Copy every line that holds "Aprovação".

**Exercise inputs**
'''

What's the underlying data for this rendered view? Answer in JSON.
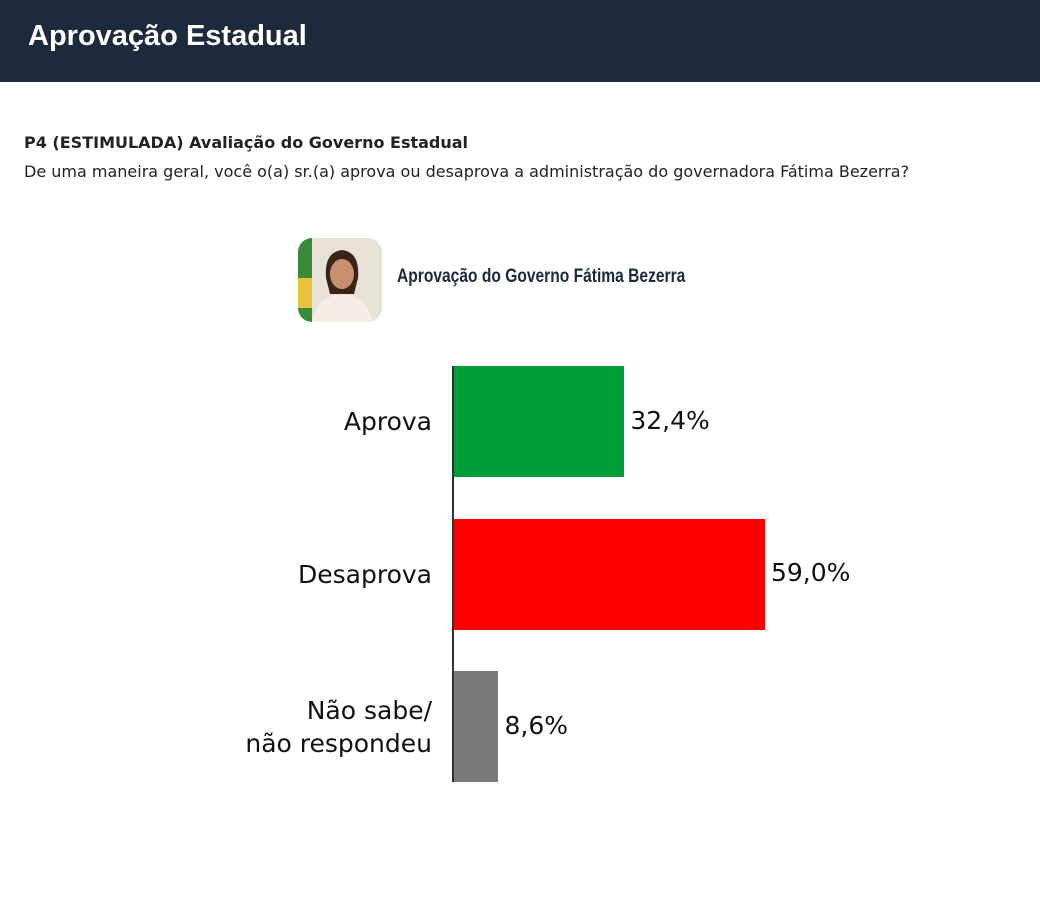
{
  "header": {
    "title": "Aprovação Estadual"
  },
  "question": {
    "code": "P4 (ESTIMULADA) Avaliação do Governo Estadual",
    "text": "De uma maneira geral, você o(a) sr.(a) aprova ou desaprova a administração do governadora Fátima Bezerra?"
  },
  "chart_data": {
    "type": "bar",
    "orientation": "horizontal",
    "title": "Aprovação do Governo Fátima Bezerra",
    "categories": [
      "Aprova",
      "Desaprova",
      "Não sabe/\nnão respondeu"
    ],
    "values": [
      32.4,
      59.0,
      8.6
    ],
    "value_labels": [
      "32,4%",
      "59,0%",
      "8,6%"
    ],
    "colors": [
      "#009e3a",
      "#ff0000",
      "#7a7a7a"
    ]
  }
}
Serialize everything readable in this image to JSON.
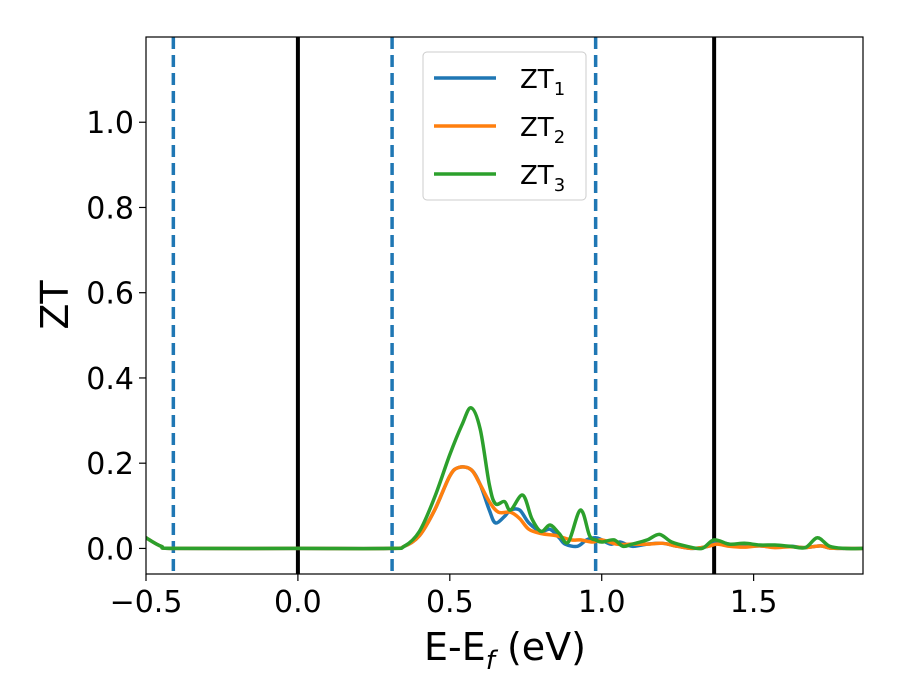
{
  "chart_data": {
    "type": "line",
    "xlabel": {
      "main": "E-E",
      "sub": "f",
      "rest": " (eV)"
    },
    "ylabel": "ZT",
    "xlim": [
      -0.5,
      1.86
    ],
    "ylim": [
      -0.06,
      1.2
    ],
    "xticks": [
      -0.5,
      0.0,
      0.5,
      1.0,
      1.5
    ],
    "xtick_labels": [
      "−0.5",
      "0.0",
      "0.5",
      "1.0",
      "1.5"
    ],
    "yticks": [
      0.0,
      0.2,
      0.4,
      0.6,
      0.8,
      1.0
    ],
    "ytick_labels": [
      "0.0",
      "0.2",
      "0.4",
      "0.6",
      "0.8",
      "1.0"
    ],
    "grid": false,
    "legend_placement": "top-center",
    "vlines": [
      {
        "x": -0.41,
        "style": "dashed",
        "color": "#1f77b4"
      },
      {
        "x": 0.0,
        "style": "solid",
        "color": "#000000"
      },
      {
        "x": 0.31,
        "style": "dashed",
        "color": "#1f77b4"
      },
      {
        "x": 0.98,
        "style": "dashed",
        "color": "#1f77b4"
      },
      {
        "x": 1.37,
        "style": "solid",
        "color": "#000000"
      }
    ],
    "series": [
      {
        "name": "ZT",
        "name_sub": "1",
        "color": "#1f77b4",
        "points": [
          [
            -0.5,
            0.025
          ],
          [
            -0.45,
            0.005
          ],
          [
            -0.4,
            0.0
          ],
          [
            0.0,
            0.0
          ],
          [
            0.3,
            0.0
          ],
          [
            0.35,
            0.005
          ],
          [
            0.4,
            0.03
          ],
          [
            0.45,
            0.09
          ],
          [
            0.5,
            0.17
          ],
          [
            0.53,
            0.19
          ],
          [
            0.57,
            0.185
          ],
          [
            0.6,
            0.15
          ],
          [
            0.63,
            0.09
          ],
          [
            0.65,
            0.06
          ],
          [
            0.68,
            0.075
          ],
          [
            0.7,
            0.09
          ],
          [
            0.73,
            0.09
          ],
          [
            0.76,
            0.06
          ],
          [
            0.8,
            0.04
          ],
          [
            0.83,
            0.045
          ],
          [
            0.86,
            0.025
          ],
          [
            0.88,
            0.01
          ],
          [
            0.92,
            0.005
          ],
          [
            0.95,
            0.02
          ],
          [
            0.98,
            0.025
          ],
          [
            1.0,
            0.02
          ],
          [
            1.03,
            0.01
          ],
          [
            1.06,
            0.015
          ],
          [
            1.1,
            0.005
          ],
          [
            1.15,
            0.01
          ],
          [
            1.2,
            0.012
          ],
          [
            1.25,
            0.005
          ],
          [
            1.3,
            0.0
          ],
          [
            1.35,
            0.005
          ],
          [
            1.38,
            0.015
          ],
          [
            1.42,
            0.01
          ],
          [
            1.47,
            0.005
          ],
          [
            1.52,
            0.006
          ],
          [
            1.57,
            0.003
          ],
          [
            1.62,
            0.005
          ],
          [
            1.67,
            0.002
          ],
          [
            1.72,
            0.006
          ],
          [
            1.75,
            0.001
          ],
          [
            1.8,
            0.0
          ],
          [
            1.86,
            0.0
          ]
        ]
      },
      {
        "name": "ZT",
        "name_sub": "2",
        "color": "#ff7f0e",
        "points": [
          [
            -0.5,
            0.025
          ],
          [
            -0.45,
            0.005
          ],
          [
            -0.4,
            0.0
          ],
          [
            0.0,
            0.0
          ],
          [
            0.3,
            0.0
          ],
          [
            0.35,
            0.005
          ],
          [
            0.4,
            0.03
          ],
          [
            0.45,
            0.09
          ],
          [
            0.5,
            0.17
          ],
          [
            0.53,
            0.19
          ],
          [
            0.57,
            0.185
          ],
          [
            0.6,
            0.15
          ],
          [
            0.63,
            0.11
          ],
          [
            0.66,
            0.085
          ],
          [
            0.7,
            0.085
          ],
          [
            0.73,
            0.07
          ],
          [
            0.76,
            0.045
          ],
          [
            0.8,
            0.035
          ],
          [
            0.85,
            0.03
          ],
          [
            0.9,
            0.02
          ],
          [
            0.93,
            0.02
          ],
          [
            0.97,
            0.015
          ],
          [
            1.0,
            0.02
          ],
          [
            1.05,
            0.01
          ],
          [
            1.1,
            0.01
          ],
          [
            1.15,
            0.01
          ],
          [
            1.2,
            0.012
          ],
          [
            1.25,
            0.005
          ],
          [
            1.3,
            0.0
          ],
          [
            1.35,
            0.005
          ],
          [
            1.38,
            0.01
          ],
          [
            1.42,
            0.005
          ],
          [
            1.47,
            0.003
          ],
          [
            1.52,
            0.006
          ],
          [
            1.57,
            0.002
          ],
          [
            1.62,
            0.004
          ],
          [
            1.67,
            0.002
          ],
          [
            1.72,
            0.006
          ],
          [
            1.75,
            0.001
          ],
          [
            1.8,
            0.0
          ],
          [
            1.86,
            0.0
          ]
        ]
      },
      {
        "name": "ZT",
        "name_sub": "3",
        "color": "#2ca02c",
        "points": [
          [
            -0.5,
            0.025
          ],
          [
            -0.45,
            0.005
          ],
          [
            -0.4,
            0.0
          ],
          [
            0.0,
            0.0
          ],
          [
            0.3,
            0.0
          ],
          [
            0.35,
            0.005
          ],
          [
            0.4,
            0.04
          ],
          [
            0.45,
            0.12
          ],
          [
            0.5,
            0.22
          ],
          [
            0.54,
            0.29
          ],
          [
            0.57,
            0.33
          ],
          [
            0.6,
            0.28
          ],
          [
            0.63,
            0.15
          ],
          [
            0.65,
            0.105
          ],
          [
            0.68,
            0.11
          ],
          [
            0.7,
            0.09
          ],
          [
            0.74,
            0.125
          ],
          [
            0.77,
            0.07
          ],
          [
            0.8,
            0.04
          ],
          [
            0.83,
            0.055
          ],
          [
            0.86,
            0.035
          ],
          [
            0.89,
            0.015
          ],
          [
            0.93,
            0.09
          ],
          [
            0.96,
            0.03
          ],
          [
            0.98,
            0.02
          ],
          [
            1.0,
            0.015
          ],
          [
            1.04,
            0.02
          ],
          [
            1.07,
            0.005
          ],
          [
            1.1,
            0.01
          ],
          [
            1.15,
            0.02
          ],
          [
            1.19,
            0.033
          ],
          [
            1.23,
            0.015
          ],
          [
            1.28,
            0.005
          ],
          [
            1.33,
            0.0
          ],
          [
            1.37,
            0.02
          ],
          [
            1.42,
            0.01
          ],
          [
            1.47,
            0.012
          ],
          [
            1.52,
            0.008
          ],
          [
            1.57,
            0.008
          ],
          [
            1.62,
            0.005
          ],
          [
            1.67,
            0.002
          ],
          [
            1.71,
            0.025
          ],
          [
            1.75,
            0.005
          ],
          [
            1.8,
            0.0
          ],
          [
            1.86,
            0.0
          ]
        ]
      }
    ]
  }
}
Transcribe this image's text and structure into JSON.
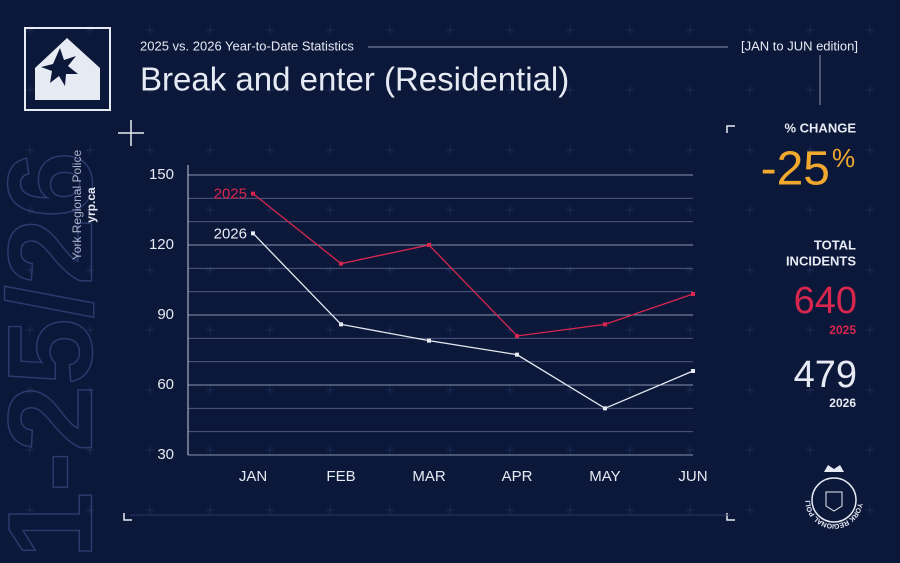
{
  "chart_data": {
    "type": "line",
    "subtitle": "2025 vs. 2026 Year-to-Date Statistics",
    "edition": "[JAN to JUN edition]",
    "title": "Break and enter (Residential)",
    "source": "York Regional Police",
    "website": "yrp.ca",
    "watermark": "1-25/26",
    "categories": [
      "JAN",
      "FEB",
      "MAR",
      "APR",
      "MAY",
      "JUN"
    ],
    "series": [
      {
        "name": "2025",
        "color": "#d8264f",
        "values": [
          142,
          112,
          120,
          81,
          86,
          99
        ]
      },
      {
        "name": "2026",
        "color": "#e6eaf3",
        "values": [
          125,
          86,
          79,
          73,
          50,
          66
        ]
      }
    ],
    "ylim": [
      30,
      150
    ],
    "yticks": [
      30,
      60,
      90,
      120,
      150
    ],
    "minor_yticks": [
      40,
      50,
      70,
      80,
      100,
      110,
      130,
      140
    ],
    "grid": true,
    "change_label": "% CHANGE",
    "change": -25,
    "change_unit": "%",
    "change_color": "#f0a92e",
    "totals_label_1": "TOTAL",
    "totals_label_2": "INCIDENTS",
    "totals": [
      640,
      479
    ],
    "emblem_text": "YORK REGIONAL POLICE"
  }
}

'''

**Response**
    "title": "Aprovação Estadual"
    "title": "Aprovação do Governo Fátima Bezerra",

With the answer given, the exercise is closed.